___ GIVEN RECORDS
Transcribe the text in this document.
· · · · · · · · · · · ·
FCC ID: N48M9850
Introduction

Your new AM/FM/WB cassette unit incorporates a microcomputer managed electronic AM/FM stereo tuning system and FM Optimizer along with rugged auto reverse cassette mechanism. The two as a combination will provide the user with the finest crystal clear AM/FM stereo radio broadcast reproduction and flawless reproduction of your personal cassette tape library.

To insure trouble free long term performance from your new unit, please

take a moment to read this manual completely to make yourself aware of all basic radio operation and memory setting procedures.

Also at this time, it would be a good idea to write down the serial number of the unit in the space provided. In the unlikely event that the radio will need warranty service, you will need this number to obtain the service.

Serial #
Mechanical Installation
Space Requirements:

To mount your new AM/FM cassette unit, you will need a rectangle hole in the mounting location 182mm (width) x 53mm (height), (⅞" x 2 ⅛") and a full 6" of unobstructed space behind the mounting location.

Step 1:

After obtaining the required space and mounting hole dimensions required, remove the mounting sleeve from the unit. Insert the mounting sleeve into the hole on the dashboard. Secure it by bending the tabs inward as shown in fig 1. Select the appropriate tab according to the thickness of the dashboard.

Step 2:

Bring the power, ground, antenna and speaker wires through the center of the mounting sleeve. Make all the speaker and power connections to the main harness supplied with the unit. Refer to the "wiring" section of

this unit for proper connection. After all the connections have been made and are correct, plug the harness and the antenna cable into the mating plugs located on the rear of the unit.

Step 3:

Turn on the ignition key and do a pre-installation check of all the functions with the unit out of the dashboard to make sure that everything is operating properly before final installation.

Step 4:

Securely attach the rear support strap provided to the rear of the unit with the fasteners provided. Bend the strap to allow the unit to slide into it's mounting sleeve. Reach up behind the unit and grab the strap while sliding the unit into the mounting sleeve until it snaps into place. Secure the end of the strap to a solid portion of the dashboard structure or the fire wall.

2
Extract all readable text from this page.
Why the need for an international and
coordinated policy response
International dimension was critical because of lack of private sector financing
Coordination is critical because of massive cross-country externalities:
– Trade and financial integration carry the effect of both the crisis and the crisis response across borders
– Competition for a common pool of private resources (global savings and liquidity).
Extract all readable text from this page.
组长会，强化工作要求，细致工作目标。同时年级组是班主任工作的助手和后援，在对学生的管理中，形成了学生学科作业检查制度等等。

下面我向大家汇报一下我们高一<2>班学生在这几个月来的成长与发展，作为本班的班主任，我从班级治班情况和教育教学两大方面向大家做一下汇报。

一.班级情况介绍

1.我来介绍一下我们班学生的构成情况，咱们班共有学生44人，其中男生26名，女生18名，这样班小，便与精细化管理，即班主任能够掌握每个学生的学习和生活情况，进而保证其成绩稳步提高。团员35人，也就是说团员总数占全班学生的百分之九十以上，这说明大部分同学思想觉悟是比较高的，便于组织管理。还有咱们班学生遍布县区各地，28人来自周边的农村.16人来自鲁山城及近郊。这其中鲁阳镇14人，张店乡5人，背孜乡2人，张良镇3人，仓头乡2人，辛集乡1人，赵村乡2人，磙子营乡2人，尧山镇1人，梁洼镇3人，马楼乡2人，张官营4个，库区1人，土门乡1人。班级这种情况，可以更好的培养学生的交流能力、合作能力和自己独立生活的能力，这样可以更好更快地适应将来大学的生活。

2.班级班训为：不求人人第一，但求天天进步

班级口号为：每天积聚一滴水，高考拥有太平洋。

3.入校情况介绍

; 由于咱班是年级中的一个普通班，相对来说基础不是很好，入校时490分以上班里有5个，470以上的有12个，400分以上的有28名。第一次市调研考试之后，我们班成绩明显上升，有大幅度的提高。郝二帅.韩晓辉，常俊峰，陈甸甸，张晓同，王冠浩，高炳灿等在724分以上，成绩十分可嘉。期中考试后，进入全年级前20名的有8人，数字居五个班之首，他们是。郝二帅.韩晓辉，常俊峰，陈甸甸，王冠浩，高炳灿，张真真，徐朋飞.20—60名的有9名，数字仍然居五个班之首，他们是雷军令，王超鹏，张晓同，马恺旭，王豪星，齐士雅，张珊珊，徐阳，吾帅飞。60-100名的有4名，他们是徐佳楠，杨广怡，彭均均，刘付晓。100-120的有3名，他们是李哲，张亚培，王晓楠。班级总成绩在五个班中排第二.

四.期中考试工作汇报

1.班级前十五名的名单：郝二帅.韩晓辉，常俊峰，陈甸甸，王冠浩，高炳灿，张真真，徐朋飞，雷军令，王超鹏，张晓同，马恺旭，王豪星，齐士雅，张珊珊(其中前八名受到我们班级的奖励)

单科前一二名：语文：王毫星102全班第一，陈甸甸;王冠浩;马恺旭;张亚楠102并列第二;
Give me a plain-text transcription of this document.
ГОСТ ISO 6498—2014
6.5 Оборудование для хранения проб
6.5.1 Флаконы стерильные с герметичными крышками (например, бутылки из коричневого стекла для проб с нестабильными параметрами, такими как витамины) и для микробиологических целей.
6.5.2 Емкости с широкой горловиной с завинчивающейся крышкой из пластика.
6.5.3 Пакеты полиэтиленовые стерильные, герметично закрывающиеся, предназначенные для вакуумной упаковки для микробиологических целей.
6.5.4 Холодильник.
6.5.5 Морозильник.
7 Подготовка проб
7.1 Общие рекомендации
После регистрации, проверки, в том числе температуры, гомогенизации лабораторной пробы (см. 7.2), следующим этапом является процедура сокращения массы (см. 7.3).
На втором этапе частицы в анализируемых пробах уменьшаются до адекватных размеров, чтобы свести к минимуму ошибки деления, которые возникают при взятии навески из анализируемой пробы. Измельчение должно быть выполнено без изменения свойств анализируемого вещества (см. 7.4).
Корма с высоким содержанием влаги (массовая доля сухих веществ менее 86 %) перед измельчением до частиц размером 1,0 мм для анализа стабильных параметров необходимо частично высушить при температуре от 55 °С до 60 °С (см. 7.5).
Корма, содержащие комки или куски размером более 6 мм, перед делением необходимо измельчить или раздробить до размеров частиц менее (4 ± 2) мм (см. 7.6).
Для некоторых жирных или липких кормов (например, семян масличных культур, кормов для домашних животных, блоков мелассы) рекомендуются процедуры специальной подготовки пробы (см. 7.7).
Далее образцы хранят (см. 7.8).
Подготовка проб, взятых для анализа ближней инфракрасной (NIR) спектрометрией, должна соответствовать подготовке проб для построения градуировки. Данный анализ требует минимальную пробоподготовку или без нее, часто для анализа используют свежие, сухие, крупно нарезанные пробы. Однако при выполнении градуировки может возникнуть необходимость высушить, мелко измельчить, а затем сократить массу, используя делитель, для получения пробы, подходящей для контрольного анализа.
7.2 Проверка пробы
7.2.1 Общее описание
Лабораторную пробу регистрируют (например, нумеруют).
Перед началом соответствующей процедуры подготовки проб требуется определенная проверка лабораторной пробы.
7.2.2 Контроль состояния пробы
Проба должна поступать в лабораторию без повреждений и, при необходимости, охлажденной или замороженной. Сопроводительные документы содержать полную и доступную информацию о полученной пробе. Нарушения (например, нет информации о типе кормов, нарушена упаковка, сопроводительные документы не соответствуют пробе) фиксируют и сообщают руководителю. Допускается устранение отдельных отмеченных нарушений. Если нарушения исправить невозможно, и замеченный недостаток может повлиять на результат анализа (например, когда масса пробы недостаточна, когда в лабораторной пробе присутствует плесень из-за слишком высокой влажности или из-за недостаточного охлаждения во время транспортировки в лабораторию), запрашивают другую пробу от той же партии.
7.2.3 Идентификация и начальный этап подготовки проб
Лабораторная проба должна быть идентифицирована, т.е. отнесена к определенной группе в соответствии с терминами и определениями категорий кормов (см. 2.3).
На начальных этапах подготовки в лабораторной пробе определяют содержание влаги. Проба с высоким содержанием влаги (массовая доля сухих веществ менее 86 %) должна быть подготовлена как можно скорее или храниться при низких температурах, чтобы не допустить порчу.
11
______
**TASK GOAL:** Pull out all lines of the data with the string "connections".

**EXERCISE ANSWER:**
Bring the power, ground, antenna and speaker wires through the center of the mounting sleeve. Make all the speaker and power connections to the main harness supplied with the unit. Refer to the "wiring" section of
this unit for proper connection. After all the connections have been made and are correct, plug the harness and the antenna cable into the mating plugs located on the rear of the unit.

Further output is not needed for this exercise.